• **Exercise goal**:
Nothing in the records may be left out or altered; reproduce them all exactly.
════════════════
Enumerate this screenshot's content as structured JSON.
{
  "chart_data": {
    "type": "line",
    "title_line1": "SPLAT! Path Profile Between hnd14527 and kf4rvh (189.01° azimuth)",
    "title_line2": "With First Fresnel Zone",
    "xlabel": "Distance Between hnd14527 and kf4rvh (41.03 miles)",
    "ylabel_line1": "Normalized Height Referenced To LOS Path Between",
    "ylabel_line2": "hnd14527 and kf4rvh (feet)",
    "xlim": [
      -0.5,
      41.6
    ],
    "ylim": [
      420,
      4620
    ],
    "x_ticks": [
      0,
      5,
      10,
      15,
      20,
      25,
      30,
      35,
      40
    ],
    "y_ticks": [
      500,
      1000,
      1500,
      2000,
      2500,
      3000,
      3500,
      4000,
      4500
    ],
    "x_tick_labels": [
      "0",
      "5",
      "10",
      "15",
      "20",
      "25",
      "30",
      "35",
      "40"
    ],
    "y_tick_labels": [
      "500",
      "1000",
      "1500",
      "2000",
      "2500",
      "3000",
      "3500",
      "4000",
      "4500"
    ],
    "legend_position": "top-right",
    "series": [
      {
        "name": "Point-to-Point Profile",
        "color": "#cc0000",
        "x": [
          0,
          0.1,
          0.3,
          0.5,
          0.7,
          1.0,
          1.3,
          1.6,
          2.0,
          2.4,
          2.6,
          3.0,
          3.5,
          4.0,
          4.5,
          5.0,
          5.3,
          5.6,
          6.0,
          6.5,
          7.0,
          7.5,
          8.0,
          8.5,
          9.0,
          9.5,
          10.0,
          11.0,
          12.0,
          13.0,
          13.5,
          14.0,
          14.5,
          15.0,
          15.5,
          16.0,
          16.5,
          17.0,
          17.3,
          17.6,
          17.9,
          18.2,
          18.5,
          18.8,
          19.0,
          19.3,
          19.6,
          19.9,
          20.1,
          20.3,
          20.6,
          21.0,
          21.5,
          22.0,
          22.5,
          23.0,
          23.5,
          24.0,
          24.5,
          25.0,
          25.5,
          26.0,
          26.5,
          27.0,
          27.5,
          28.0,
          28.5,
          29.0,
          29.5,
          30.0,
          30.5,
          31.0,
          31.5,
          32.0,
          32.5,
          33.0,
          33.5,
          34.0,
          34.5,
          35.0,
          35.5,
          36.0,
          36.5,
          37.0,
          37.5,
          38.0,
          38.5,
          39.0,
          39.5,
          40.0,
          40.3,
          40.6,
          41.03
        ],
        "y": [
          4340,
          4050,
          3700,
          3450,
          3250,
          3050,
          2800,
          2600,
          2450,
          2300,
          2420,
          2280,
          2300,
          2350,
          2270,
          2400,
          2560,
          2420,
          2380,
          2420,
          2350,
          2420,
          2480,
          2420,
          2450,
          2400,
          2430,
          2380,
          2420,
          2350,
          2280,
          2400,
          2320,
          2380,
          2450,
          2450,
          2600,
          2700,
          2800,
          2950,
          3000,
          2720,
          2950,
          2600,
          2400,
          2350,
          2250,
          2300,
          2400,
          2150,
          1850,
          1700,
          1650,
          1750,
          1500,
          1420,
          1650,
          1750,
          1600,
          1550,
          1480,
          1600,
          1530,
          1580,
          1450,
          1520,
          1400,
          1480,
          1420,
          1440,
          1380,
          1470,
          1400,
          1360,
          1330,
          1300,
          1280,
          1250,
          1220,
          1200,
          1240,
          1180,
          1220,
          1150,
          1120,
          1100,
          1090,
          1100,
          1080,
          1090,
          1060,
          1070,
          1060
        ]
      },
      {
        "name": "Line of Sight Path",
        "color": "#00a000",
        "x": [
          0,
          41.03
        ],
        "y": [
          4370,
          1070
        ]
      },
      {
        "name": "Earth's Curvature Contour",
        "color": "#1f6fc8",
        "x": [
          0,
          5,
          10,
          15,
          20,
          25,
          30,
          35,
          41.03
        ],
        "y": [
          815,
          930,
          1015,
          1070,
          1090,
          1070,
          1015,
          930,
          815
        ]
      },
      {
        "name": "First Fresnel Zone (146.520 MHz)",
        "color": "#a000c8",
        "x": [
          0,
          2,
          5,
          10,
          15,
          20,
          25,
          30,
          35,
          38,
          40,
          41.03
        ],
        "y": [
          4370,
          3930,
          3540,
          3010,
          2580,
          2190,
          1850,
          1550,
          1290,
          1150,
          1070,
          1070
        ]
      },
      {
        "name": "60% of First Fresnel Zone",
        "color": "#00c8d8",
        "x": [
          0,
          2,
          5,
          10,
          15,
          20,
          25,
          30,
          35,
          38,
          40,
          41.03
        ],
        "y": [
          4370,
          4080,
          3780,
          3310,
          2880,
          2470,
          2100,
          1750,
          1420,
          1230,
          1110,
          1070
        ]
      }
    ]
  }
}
════════════════
• **Complete output**:
Enumerate this screenshot's content as structured JSON.
{
  "chart_data": {
    "type": "line",
    "title_line1": "SPLAT! Path Profile Between hnd14527 and kf4rvh (189.01° azimuth)",
    "title_line2": "With First Fresnel Zone",
    "xlabel": "Distance Between hnd14527 and kf4rvh (41.03 miles)",
    "ylabel_line1": "Normalized Height Referenced To LOS Path Between",
    "ylabel_line2": "hnd14527 and kf4rvh (feet)",
    "xlim": [
      -0.5,
      41.6
    ],
    "ylim": [
      420,
      4620
    ],
    "x_ticks": [
      0,
      5,
      10,
      15,
      20,
      25,
      30,
      35,
      40
    ],
    "y_ticks": [
      500,
      1000,
      1500,
      2000,
      2500,
      3000,
      3500,
      4000,
      4500
    ],
    "x_tick_labels": [
      "0",
      "5",
      "10",
      "15",
      "20",
      "25",
      "30",
      "35",
      "40"
    ],
    "y_tick_labels": [
      "500",
      "1000",
      "1500",
      "2000",
      "2500",
      "3000",
      "3500",
      "4000",
      "4500"
    ],
    "legend_position": "top-right",
    "series": [
      {
        "name": "Point-to-Point Profile",
        "color": "#cc0000",
        "x": [
          0,
          0.1,
          0.3,
          0.5,
          0.7,
          1.0,
          1.3,
          1.6,
          2.0,
          2.4,
          2.6,
          3.0,
          3.5,
          4.0,
          4.5,
          5.0,
          5.3,
          5.6,
          6.0,
          6.5,
          7.0,
          7.5,
          8.0,
          8.5,
          9.0,
          9.5,
          10.0,
          11.0,
          12.0,
          13.0,
          13.5,
          14.0,
          14.5,
          15.0,
          15.5,
          16.0,
          16.5,
          17.0,
          17.3,
          17.6,
          17.9,
          18.2,
          18.5,
          18.8,
          19.0,
          19.3,
          19.6,
          19.9,
          20.1,
          20.3,
          20.6,
          21.0,
          21.5,
          22.0,
          22.5,
          23.0,
          23.5,
          24.0,
          24.5,
          25.0,
          25.5,
          26.0,
          26.5,
          27.0,
          27.5,
          28.0,
          28.5,
          29.0,
          29.5,
          30.0,
          30.5,
          31.0,
          31.5,
          32.0,
          32.5,
          33.0,
          33.5,
          34.0,
          34.5,
          35.0,
          35.5,
          36.0,
          36.5,
          37.0,
          37.5,
          38.0,
          38.5,
          39.0,
          39.5,
          40.0,
          40.3,
          40.6,
          41.03
        ],
        "y": [
          4340,
          4050,
          3700,
          3450,
          3250,
          3050,
          2800,
          2600,
          2450,
          2300,
          2420,
          2280,
          2300,
          2350,
          2270,
          2400,
          2560,
          2420,
          2380,
          2420,
          2350,
          2420,
          2480,
          2420,
          2450,
          2400,
          2430,
          2380,
          2420,
          2350,
          2280,
          2400,
          2320,
          2380,
          2450,
          2450,
          2600,
          2700,
          2800,
          2950,
          3000,
          2720,
          2950,
          2600,
          2400,
          2350,
          2250,
          2300,
          2400,
          2150,
          1850,
          1700,
          1650,
          1750,
          1500,
          1420,
          1650,
          1750,
          1600,
          1550,
          1480,
          1600,
          1530,
          1580,
          1450,
          1520,
          1400,
          1480,
          1420,
          1440,
          1380,
          1470,
          1400,
          1360,
          1330,
          1300,
          1280,
          1250,
          1220,
          1200,
          1240,
          1180,
          1220,
          1150,
          1120,
          1100,
          1090,
          1100,
          1080,
          1090,
          1060,
          1070,
          1060
        ]
      },
      {
        "name": "Line of Sight Path",
        "color": "#00a000",
        "x": [
          0,
          41.03
        ],
        "y": [
          4370,
          1070
        ]
      },
      {
        "name": "Earth's Curvature Contour",
        "color": "#1f6fc8",
        "x": [
          0,
          5,
          10,
          15,
          20,
          25,
          30,
          35,
          41.03
        ],
        "y": [
          815,
          930,
          1015,
          1070,
          1090,
          1070,
          1015,
          930,
          815
        ]
      },
      {
        "name": "First Fresnel Zone (146.520 MHz)",
        "color": "#a000c8",
        "x": [
          0,
          2,
          5,
          10,
          15,
          20,
          25,
          30,
          35,
          38,
          40,
          41.03
        ],
        "y": [
          4370,
          3930,
          3540,
          3010,
          2580,
          2190,
          1850,
          1550,
          1290,
          1150,
          1070,
          1070
        ]
      },
      {
        "name": "60% of First Fresnel Zone",
        "color": "#00c8d8",
        "x": [
          0,
          2,
          5,
          10,
          15,
          20,
          25,
          30,
          35,
          38,
          40,
          41.03
        ],
        "y": [
          4370,
          4080,
          3780,
          3310,
          2880,
          2470,
          2100,
          1750,
          1420,
          1230,
          1110,
          1070
        ]
      }
    ]
  }
}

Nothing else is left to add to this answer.